--- start ---

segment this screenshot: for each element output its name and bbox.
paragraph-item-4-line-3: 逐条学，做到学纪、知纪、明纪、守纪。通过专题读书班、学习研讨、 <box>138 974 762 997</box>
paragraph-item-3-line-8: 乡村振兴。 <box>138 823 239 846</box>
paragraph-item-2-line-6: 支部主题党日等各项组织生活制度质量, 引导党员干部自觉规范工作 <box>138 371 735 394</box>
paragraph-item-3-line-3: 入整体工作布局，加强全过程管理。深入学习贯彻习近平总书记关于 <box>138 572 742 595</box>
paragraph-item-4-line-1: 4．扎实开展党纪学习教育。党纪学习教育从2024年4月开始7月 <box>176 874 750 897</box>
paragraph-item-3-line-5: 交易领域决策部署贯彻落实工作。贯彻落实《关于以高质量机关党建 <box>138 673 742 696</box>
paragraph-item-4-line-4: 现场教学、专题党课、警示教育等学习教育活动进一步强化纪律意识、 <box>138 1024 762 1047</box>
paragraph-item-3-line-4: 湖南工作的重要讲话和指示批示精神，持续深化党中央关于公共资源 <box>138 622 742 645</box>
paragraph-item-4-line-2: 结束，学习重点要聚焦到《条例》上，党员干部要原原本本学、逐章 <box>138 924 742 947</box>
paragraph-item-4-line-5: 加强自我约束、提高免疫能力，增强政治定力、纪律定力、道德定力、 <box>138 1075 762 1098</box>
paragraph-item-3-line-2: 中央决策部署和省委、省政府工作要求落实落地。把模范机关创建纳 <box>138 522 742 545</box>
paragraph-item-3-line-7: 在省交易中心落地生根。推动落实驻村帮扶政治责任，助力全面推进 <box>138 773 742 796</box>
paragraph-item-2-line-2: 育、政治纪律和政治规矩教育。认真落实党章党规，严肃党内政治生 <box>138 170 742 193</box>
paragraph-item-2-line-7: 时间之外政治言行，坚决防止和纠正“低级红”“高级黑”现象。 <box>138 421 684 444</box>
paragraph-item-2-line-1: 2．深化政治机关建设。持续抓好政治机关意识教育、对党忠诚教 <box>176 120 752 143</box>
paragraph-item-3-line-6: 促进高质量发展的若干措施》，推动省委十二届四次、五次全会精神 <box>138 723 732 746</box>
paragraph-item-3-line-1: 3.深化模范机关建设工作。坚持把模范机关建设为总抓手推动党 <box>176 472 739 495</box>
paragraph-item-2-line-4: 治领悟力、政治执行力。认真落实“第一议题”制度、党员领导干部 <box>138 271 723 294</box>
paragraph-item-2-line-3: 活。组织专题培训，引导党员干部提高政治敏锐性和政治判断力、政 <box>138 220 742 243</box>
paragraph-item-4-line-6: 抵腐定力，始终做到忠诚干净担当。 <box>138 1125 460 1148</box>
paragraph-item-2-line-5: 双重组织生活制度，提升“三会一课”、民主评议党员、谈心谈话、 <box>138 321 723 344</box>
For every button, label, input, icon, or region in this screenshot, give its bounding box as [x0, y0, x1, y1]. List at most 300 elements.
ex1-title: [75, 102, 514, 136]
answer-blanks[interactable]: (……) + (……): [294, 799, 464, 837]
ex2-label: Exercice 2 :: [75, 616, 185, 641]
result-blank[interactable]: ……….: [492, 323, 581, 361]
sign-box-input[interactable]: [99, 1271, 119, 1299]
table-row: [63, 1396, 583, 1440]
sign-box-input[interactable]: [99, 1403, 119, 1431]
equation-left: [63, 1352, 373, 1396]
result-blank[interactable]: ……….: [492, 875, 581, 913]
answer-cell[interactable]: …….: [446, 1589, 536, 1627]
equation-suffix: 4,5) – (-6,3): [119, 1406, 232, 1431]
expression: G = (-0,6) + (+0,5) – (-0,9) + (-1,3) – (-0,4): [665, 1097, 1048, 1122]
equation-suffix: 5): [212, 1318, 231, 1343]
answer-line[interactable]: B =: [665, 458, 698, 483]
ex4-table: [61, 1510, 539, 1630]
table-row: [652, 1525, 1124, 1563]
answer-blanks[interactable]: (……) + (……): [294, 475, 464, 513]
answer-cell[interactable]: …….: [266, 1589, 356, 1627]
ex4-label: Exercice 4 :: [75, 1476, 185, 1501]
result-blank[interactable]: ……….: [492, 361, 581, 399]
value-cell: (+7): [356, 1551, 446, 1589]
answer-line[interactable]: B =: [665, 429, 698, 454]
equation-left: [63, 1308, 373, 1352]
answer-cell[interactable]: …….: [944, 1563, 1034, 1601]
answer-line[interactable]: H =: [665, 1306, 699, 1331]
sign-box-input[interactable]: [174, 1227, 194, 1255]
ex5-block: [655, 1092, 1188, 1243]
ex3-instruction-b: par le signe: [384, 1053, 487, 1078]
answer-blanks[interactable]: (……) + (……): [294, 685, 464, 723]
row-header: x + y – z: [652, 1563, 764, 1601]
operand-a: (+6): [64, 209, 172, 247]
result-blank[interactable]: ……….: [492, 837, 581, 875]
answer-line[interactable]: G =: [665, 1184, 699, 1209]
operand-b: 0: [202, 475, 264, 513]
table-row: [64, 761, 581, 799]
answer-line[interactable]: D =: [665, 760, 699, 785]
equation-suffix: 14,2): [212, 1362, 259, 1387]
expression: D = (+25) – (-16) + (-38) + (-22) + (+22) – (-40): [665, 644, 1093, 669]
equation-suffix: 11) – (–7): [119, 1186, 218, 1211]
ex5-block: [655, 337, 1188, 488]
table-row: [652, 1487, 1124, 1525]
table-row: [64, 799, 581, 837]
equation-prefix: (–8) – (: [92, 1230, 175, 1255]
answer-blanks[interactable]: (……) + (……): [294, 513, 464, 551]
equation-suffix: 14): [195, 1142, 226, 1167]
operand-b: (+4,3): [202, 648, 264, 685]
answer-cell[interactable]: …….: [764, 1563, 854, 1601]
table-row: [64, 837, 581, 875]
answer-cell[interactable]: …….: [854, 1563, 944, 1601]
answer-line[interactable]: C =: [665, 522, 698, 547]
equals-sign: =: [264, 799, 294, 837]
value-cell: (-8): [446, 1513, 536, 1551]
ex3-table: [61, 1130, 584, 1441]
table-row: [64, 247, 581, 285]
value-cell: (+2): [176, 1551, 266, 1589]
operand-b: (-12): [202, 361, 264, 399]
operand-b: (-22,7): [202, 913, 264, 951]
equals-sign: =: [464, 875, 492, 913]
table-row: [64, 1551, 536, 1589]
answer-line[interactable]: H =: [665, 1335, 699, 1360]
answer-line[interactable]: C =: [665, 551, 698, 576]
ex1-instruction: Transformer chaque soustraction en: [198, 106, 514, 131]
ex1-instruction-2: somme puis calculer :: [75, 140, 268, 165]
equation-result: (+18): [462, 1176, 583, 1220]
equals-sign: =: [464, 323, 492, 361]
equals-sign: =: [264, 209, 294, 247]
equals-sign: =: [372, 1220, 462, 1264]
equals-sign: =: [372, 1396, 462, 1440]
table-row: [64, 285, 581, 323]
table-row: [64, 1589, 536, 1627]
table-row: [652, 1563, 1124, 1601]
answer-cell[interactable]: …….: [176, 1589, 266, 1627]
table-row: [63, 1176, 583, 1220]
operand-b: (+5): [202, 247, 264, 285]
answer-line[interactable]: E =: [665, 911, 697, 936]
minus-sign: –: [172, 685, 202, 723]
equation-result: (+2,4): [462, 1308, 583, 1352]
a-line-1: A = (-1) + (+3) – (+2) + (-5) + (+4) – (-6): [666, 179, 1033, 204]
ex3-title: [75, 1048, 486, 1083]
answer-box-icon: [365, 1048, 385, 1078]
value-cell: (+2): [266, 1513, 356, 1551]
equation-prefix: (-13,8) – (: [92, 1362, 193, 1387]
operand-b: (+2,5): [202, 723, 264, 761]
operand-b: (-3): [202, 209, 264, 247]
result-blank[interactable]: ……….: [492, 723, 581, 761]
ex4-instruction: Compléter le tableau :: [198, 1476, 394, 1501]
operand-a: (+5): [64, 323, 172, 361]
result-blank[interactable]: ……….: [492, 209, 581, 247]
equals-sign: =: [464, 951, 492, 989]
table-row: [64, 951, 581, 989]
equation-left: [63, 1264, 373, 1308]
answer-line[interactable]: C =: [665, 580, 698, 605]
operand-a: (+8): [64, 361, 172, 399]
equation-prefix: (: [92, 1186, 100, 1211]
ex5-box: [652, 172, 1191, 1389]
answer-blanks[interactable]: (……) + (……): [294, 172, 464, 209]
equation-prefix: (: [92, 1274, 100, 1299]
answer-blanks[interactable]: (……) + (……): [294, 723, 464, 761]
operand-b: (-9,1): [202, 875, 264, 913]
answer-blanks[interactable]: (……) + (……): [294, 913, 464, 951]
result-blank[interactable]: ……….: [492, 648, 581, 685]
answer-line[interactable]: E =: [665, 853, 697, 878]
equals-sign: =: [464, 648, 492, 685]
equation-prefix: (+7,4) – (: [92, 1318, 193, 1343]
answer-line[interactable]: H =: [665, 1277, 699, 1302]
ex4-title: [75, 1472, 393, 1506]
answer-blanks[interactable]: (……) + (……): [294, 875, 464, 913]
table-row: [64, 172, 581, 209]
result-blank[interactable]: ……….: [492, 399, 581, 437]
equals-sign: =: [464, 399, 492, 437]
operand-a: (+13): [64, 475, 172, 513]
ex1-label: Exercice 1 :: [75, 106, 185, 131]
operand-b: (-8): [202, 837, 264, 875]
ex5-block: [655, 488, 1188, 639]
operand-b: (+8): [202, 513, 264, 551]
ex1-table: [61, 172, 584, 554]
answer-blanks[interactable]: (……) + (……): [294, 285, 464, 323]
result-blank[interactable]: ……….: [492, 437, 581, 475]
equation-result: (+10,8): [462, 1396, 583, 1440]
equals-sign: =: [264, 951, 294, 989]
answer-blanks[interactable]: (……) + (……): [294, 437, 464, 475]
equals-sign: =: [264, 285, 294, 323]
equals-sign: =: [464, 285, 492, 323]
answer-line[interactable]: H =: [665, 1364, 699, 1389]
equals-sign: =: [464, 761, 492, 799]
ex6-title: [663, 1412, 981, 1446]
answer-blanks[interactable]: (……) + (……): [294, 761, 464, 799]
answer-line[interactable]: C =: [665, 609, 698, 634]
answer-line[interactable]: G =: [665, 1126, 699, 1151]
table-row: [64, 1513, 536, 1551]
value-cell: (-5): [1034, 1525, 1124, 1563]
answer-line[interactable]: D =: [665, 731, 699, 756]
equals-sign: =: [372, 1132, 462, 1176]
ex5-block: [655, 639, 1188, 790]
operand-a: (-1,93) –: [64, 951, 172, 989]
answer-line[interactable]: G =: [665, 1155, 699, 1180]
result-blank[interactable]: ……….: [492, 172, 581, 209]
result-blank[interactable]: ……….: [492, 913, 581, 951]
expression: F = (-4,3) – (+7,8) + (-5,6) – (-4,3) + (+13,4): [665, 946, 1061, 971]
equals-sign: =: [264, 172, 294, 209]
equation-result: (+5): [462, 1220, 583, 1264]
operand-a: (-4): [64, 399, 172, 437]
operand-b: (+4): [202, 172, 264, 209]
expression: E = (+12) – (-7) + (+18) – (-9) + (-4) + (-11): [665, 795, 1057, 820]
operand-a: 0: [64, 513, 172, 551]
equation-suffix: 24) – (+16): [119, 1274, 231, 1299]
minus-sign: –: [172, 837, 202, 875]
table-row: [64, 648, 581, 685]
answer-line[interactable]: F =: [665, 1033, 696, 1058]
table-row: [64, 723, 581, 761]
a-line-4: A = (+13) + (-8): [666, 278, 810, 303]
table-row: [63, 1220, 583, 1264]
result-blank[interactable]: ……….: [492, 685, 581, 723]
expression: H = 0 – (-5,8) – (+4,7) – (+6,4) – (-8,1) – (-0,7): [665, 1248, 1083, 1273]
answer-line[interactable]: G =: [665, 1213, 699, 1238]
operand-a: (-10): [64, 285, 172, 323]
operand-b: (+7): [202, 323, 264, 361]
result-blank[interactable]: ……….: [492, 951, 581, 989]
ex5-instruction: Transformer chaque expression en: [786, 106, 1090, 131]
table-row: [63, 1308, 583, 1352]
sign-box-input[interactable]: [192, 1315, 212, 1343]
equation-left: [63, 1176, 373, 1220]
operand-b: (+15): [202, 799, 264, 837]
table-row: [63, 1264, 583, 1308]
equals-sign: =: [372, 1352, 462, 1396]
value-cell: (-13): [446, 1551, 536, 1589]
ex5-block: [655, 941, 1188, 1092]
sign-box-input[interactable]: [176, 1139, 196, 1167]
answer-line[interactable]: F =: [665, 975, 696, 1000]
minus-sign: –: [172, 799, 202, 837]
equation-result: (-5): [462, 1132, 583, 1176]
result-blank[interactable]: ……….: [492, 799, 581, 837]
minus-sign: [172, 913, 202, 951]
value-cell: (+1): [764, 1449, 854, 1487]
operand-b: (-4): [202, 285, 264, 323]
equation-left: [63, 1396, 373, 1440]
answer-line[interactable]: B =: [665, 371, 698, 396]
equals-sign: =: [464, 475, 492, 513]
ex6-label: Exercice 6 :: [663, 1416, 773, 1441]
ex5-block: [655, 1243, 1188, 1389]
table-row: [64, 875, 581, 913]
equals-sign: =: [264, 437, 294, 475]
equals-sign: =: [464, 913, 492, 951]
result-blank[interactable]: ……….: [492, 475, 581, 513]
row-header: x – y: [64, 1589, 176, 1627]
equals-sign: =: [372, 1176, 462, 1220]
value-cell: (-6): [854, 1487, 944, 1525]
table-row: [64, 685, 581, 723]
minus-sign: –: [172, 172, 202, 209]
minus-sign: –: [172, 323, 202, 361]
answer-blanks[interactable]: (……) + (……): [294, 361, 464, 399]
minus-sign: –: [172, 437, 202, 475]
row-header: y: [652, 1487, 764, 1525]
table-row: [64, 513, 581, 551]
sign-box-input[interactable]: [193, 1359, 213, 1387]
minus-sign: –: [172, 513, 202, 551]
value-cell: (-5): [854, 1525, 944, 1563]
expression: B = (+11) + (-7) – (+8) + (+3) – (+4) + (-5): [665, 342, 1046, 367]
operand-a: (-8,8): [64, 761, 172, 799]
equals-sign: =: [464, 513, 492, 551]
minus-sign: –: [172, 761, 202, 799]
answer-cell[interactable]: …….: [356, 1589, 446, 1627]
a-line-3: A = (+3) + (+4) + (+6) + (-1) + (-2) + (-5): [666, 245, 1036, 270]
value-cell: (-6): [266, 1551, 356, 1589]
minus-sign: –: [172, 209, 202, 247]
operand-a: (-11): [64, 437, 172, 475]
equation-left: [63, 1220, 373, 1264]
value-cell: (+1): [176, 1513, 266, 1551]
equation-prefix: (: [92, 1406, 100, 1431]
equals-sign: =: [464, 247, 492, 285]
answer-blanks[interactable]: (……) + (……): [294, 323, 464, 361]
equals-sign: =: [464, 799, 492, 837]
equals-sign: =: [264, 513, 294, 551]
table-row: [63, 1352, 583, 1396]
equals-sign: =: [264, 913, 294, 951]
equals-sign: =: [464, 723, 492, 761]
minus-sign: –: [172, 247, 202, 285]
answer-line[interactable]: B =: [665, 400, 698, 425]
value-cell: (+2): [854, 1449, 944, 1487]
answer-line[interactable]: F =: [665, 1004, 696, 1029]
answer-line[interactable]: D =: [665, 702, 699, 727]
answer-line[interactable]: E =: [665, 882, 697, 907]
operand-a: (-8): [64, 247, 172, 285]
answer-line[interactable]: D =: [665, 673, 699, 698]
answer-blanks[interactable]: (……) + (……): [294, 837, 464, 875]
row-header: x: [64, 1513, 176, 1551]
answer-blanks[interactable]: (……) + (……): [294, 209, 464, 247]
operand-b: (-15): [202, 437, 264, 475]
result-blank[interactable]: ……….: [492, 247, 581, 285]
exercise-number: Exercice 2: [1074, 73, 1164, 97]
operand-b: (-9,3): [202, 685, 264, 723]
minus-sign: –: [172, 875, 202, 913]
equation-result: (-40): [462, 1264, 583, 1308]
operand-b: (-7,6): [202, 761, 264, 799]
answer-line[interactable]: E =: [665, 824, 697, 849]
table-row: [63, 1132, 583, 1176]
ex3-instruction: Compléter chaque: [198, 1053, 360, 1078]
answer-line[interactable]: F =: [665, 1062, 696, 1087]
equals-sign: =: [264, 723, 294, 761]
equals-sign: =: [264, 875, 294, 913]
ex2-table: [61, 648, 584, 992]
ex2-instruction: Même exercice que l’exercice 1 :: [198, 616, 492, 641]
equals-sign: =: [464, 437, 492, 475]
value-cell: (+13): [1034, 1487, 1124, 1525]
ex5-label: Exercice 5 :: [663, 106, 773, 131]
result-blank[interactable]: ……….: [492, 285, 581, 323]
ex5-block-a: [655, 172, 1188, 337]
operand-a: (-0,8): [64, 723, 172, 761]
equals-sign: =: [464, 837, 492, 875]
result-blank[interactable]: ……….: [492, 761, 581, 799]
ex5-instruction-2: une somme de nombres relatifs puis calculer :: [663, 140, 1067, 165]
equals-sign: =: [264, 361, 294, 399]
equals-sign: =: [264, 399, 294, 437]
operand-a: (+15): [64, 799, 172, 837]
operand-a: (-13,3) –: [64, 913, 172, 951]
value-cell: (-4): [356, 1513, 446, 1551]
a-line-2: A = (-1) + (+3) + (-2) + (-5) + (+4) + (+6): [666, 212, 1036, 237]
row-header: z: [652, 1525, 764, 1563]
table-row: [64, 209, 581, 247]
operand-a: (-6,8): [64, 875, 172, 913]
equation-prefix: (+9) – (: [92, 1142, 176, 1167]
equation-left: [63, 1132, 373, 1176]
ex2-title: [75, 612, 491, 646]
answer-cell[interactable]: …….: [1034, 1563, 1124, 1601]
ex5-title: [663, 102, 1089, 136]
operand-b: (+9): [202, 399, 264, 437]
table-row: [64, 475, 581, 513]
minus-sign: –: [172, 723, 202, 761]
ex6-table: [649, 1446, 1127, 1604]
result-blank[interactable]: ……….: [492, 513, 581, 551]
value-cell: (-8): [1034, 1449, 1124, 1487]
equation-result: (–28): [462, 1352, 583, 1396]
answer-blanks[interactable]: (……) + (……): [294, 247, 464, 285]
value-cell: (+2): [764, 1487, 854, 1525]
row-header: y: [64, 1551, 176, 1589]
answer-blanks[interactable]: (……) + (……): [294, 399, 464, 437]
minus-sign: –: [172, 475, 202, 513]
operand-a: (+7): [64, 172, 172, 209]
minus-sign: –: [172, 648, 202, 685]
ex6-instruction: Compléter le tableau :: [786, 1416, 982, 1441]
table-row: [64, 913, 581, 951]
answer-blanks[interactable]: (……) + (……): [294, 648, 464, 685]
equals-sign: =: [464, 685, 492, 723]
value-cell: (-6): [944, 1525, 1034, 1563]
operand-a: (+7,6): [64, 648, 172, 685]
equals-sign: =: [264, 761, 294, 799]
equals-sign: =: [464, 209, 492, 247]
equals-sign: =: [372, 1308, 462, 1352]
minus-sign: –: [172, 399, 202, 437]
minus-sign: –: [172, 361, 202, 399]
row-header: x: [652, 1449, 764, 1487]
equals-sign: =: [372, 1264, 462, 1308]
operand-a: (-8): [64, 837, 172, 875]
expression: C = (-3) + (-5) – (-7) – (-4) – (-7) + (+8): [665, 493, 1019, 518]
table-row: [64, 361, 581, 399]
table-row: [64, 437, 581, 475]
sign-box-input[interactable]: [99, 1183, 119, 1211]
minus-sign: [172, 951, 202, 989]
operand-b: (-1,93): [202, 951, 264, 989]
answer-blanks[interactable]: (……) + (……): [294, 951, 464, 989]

--- end ---

- Directions for this task -
Rewrite the stretch of data from its first line through the line containing "paragraph-item-3-line-8: 乡村振兴。 <box>138" as a numbered list, leaving out any blank lines.

- Task result -
1. segment this screenshot: for each element output its name and bbox.
2. paragraph-item-4-line-3: 逐条学，做到学纪、知纪、明纪、守纪。通过专题读书班、学习研讨、 <box>138 974 762 997</box>
3. paragraph-item-3-line-8: 乡村振兴。 <box>138 823 239 846</box>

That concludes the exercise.